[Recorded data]
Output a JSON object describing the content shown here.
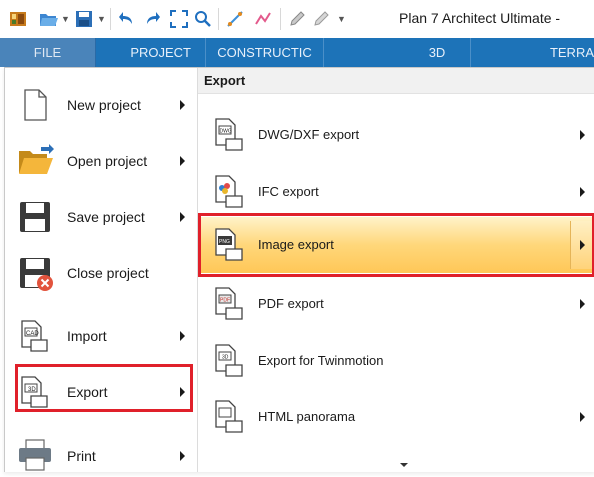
{
  "window": {
    "title": "Plan 7 Architect Ultimate - "
  },
  "toolbar": {
    "icons": [
      "app-logo-icon",
      "folder-open-icon",
      "save-icon",
      "undo-icon",
      "redo-icon",
      "zoom-extents-icon",
      "zoom-icon",
      "measure-icon",
      "line-tool-icon",
      "pencil-icon",
      "brush-icon",
      "customize-dropdown-icon"
    ]
  },
  "ribbon": {
    "tabs": [
      "FILE",
      "PROJECT",
      "CONSTRUCTIC",
      "3D",
      "TERRA"
    ],
    "active_tab": "FILE",
    "color": "#1d73b8"
  },
  "file_menu": {
    "items": [
      {
        "label": "New project",
        "icon": "new-document-icon",
        "submenu": true
      },
      {
        "label": "Open project",
        "icon": "open-folder-icon",
        "submenu": true
      },
      {
        "label": "Save project",
        "icon": "save-disk-icon",
        "submenu": true
      },
      {
        "label": "Close project",
        "icon": "close-project-icon",
        "submenu": false
      },
      {
        "label": "Import",
        "icon": "import-icon",
        "submenu": true
      },
      {
        "label": "Export",
        "icon": "export-icon",
        "submenu": true,
        "highlighted": true
      },
      {
        "label": "Print",
        "icon": "printer-icon",
        "submenu": true
      }
    ]
  },
  "export_submenu": {
    "header": "Export",
    "items": [
      {
        "label": "DWG/DXF export",
        "icon": "dwg-export-icon",
        "submenu": true
      },
      {
        "label": "IFC export",
        "icon": "ifc-export-icon",
        "submenu": true
      },
      {
        "label": "Image export",
        "icon": "image-export-icon",
        "submenu": true,
        "selected": true
      },
      {
        "label": "PDF export",
        "icon": "pdf-export-icon",
        "submenu": true
      },
      {
        "label": "Export for Twinmotion",
        "icon": "twinmotion-export-icon",
        "submenu": false
      },
      {
        "label": "HTML panorama",
        "icon": "html-panorama-icon",
        "submenu": true
      }
    ]
  },
  "highlight_color": "#e0202a"
}
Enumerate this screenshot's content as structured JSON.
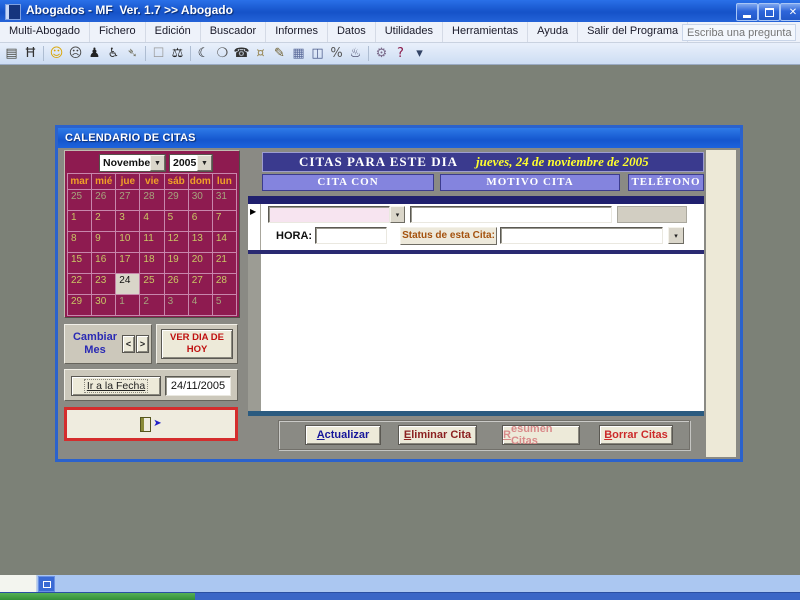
{
  "ui": {
    "dropdown_glyph": "▼",
    "small_dropdown_glyph": "▾",
    "record_marker_glyph": "▶",
    "exit_arrow_glyph": "➤",
    "close_glyph": "✕"
  },
  "window": {
    "title": "Abogados - MF  Ver. 1.7 >> Abogado"
  },
  "menu": {
    "items": [
      "Multi-Abogado",
      "Fichero",
      "Edición",
      "Buscador",
      "Informes",
      "Datos",
      "Utilidades",
      "Herramientas",
      "Ayuda",
      "Salir del Programa"
    ],
    "question_placeholder": "Escriba una pregunta"
  },
  "toolbar": {
    "icons": [
      {
        "name": "copy-stack-icon",
        "glyph": "▤",
        "color": "#4A4A42"
      },
      {
        "name": "letter-h-icon",
        "glyph": "Ħ",
        "color": "#333333"
      },
      {
        "sep": true
      },
      {
        "name": "happy-face-icon",
        "glyph": "☺",
        "color": "#D9A400"
      },
      {
        "name": "sad-face-icon",
        "glyph": "☹",
        "color": "#444444"
      },
      {
        "name": "person-icon",
        "glyph": "♟",
        "color": "#222222"
      },
      {
        "name": "accessibility-icon",
        "glyph": "♿",
        "color": "#333333"
      },
      {
        "name": "key-icon",
        "glyph": "➴",
        "color": "#7A7A6A"
      },
      {
        "sep": true
      },
      {
        "name": "blank-checkbox-icon",
        "glyph": "☐",
        "color": "#999999"
      },
      {
        "name": "scales-icon",
        "glyph": "⚖",
        "color": "#222222"
      },
      {
        "sep": true
      },
      {
        "name": "phone-handset-icon",
        "glyph": "☾",
        "color": "#111111"
      },
      {
        "name": "speech-bubble-icon",
        "glyph": "❍",
        "color": "#555555"
      },
      {
        "name": "telephone-icon",
        "glyph": "☎",
        "color": "#333333"
      },
      {
        "name": "piggy-bank-icon",
        "glyph": "¤",
        "color": "#9A8A5A"
      },
      {
        "name": "pencil-icon",
        "glyph": "✎",
        "color": "#6A5A2A"
      },
      {
        "name": "calculator-icon",
        "glyph": "▦",
        "color": "#5A6A9A"
      },
      {
        "name": "ledger-icon",
        "glyph": "◫",
        "color": "#4A5A8A"
      },
      {
        "name": "percent-icon",
        "glyph": "%",
        "color": "#555555"
      },
      {
        "name": "ink-bottle-icon",
        "glyph": "♨",
        "color": "#3A3A5A"
      },
      {
        "sep": true
      },
      {
        "name": "gears-icon",
        "glyph": "⚙",
        "color": "#7A6A8A"
      },
      {
        "name": "help-icon",
        "glyph": "?",
        "color": "#8B1A4A"
      },
      {
        "name": "toolbar-overflow-icon",
        "glyph": "▾",
        "color": "#334466"
      }
    ]
  },
  "dialog": {
    "title": "CALENDARIO DE CITAS",
    "calendar": {
      "month": "November",
      "year": "2005",
      "weekdays": [
        "mar",
        "mié",
        "jue",
        "vie",
        "sáb",
        "dom",
        "lun"
      ],
      "weeks": [
        [
          {
            "d": "25",
            "m": "other"
          },
          {
            "d": "26",
            "m": "other"
          },
          {
            "d": "27",
            "m": "other"
          },
          {
            "d": "28",
            "m": "other"
          },
          {
            "d": "29",
            "m": "other"
          },
          {
            "d": "30",
            "m": "other"
          },
          {
            "d": "31",
            "m": "other"
          }
        ],
        [
          {
            "d": "1"
          },
          {
            "d": "2"
          },
          {
            "d": "3"
          },
          {
            "d": "4"
          },
          {
            "d": "5"
          },
          {
            "d": "6"
          },
          {
            "d": "7"
          }
        ],
        [
          {
            "d": "8"
          },
          {
            "d": "9"
          },
          {
            "d": "10"
          },
          {
            "d": "11"
          },
          {
            "d": "12"
          },
          {
            "d": "13"
          },
          {
            "d": "14"
          }
        ],
        [
          {
            "d": "15"
          },
          {
            "d": "16"
          },
          {
            "d": "17"
          },
          {
            "d": "18"
          },
          {
            "d": "19"
          },
          {
            "d": "20"
          },
          {
            "d": "21"
          }
        ],
        [
          {
            "d": "22"
          },
          {
            "d": "23"
          },
          {
            "d": "24",
            "selected": true
          },
          {
            "d": "25"
          },
          {
            "d": "26"
          },
          {
            "d": "27"
          },
          {
            "d": "28"
          }
        ],
        [
          {
            "d": "29"
          },
          {
            "d": "30"
          },
          {
            "d": "1",
            "m": "other"
          },
          {
            "d": "2",
            "m": "other"
          },
          {
            "d": "3",
            "m": "other"
          },
          {
            "d": "4",
            "m": "other"
          },
          {
            "d": "5",
            "m": "other"
          }
        ]
      ]
    },
    "nav": {
      "change_month": "Cambiar Mes",
      "prev": "<",
      "next": ">",
      "today": "VER DIA DE HOY",
      "goto": "Ir a la Fecha",
      "date_value": "24/11/2005"
    },
    "appointments": {
      "header": "CITAS PARA ESTE DIA",
      "header_date": "jueves, 24 de noviembre de 2005",
      "columns": [
        "CITA CON",
        "MOTIVO CITA",
        "TELÉFONO"
      ],
      "hora_label": "HORA:",
      "status_label": "Status de esta Cita:",
      "buttons": [
        {
          "name": "actualizar-button",
          "label": "Actualizar",
          "color": "#16169A",
          "disabled": false
        },
        {
          "name": "eliminar-cita-button",
          "label": "Eliminar Cita",
          "color": "#8B2020",
          "disabled": false
        },
        {
          "name": "resumen-citas-button",
          "label": "Resumen Citas",
          "color": "#D98A8A",
          "disabled": true
        },
        {
          "name": "borrar-citas-button",
          "label": "Borrar Citas",
          "color": "#CC2A2A",
          "disabled": false
        }
      ]
    }
  }
}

■ **Exercise**: Repeat each entry precisely as it appears. Leave the pictures out.

■ **Complete answer**:
Output a JSON object describing the content shown here.
{
  "window": {
    "title": "Plan 7 Architect Ultimate - "
  },
  "toolbar": {
    "icons": [
      "app-logo-icon",
      "folder-open-icon",
      "save-icon",
      "undo-icon",
      "redo-icon",
      "zoom-extents-icon",
      "zoom-icon",
      "measure-icon",
      "line-tool-icon",
      "pencil-icon",
      "brush-icon",
      "customize-dropdown-icon"
    ]
  },
  "ribbon": {
    "tabs": [
      "FILE",
      "PROJECT",
      "CONSTRUCTIC",
      "3D",
      "TERRA"
    ],
    "active_tab": "FILE",
    "color": "#1d73b8"
  },
  "file_menu": {
    "items": [
      {
        "label": "New project",
        "icon": "new-document-icon",
        "submenu": true
      },
      {
        "label": "Open project",
        "icon": "open-folder-icon",
        "submenu": true
      },
      {
        "label": "Save project",
        "icon": "save-disk-icon",
        "submenu": true
      },
      {
        "label": "Close project",
        "icon": "close-project-icon",
        "submenu": false
      },
      {
        "label": "Import",
        "icon": "import-icon",
        "submenu": true
      },
      {
        "label": "Export",
        "icon": "export-icon",
        "submenu": true,
        "highlighted": true
      },
      {
        "label": "Print",
        "icon": "printer-icon",
        "submenu": true
      }
    ]
  },
  "export_submenu": {
    "header": "Export",
    "items": [
      {
        "label": "DWG/DXF export",
        "icon": "dwg-export-icon",
        "submenu": true
      },
      {
        "label": "IFC export",
        "icon": "ifc-export-icon",
        "submenu": true
      },
      {
        "label": "Image export",
        "icon": "image-export-icon",
        "submenu": true,
        "selected": true
      },
      {
        "label": "PDF export",
        "icon": "pdf-export-icon",
        "submenu": true
      },
      {
        "label": "Export for Twinmotion",
        "icon": "twinmotion-export-icon",
        "submenu": false
      },
      {
        "label": "HTML panorama",
        "icon": "html-panorama-icon",
        "submenu": true
      }
    ]
  },
  "highlight_color": "#e0202a"
}
Enumerate this screenshot's content as structured JSON.
{
  "ui": {
    "dropdown_glyph": "▼",
    "small_dropdown_glyph": "▾",
    "record_marker_glyph": "▶",
    "exit_arrow_glyph": "➤",
    "close_glyph": "✕"
  },
  "window": {
    "title": "Abogados - MF  Ver. 1.7 >> Abogado"
  },
  "menu": {
    "items": [
      "Multi-Abogado",
      "Fichero",
      "Edición",
      "Buscador",
      "Informes",
      "Datos",
      "Utilidades",
      "Herramientas",
      "Ayuda",
      "Salir del Programa"
    ],
    "question_placeholder": "Escriba una pregunta"
  },
  "toolbar": {
    "icons": [
      {
        "name": "copy-stack-icon",
        "glyph": "▤",
        "color": "#4A4A42"
      },
      {
        "name": "letter-h-icon",
        "glyph": "Ħ",
        "color": "#333333"
      },
      {
        "sep": true
      },
      {
        "name": "happy-face-icon",
        "glyph": "☺",
        "color": "#D9A400"
      },
      {
        "name": "sad-face-icon",
        "glyph": "☹",
        "color": "#444444"
      },
      {
        "name": "person-icon",
        "glyph": "♟",
        "color": "#222222"
      },
      {
        "name": "accessibility-icon",
        "glyph": "♿",
        "color": "#333333"
      },
      {
        "name": "key-icon",
        "glyph": "➴",
        "color": "#7A7A6A"
      },
      {
        "sep": true
      },
      {
        "name": "blank-checkbox-icon",
        "glyph": "☐",
        "color": "#999999"
      },
      {
        "name": "scales-icon",
        "glyph": "⚖",
        "color": "#222222"
      },
      {
        "sep": true
      },
      {
        "name": "phone-handset-icon",
        "glyph": "☾",
        "color": "#111111"
      },
      {
        "name": "speech-bubble-icon",
        "glyph": "❍",
        "color": "#555555"
      },
      {
        "name": "telephone-icon",
        "glyph": "☎",
        "color": "#333333"
      },
      {
        "name": "piggy-bank-icon",
        "glyph": "¤",
        "color": "#9A8A5A"
      },
      {
        "name": "pencil-icon",
        "glyph": "✎",
        "color": "#6A5A2A"
      },
      {
        "name": "calculator-icon",
        "glyph": "▦",
        "color": "#5A6A9A"
      },
      {
        "name": "ledger-icon",
        "glyph": "◫",
        "color": "#4A5A8A"
      },
      {
        "name": "percent-icon",
        "glyph": "%",
        "color": "#555555"
      },
      {
        "name": "ink-bottle-icon",
        "glyph": "♨",
        "color": "#3A3A5A"
      },
      {
        "sep": true
      },
      {
        "name": "gears-icon",
        "glyph": "⚙",
        "color": "#7A6A8A"
      },
      {
        "name": "help-icon",
        "glyph": "?",
        "color": "#8B1A4A"
      },
      {
        "name": "toolbar-overflow-icon",
        "glyph": "▾",
        "color": "#334466"
      }
    ]
  },
  "dialog": {
    "title": "CALENDARIO DE CITAS",
    "calendar": {
      "month": "November",
      "year": "2005",
      "weekdays": [
        "mar",
        "mié",
        "jue",
        "vie",
        "sáb",
        "dom",
        "lun"
      ],
      "weeks": [
        [
          {
            "d": "25",
            "m": "other"
          },
          {
            "d": "26",
            "m": "other"
          },
          {
            "d": "27",
            "m": "other"
          },
          {
            "d": "28",
            "m": "other"
          },
          {
            "d": "29",
            "m": "other"
          },
          {
            "d": "30",
            "m": "other"
          },
          {
            "d": "31",
            "m": "other"
          }
        ],
        [
          {
            "d": "1"
          },
          {
            "d": "2"
          },
          {
            "d": "3"
          },
          {
            "d": "4"
          },
          {
            "d": "5"
          },
          {
            "d": "6"
          },
          {
            "d": "7"
          }
        ],
        [
          {
            "d": "8"
          },
          {
            "d": "9"
          },
          {
            "d": "10"
          },
          {
            "d": "11"
          },
          {
            "d": "12"
          },
          {
            "d": "13"
          },
          {
            "d": "14"
          }
        ],
        [
          {
            "d": "15"
          },
          {
            "d": "16"
          },
          {
            "d": "17"
          },
          {
            "d": "18"
          },
          {
            "d": "19"
          },
          {
            "d": "20"
          },
          {
            "d": "21"
          }
        ],
        [
          {
            "d": "22"
          },
          {
            "d": "23"
          },
          {
            "d": "24",
            "selected": true
          },
          {
            "d": "25"
          },
          {
            "d": "26"
          },
          {
            "d": "27"
          },
          {
            "d": "28"
          }
        ],
        [
          {
            "d": "29"
          },
          {
            "d": "30"
          },
          {
            "d": "1",
            "m": "other"
          },
          {
            "d": "2",
            "m": "other"
          },
          {
            "d": "3",
            "m": "other"
          },
          {
            "d": "4",
            "m": "other"
          },
          {
            "d": "5",
            "m": "other"
          }
        ]
      ]
    },
    "nav": {
      "change_month": "Cambiar Mes",
      "prev": "<",
      "next": ">",
      "today": "VER DIA DE HOY",
      "goto": "Ir a la Fecha",
      "date_value": "24/11/2005"
    },
    "appointments": {
      "header": "CITAS PARA ESTE DIA",
      "header_date": "jueves, 24 de noviembre de 2005",
      "columns": [
        "CITA CON",
        "MOTIVO CITA",
        "TELÉFONO"
      ],
      "hora_label": "HORA:",
      "status_label": "Status de esta Cita:",
      "buttons": [
        {
          "name": "actualizar-button",
          "label": "Actualizar",
          "color": "#16169A",
          "disabled": false
        },
        {
          "name": "eliminar-cita-button",
          "label": "Eliminar Cita",
          "color": "#8B2020",
          "disabled": false
        },
        {
          "name": "resumen-citas-button",
          "label": "Resumen Citas",
          "color": "#D98A8A",
          "disabled": true
        },
        {
          "name": "borrar-citas-button",
          "label": "Borrar Citas",
          "color": "#CC2A2A",
          "disabled": false
        }
      ]
    }
  }
}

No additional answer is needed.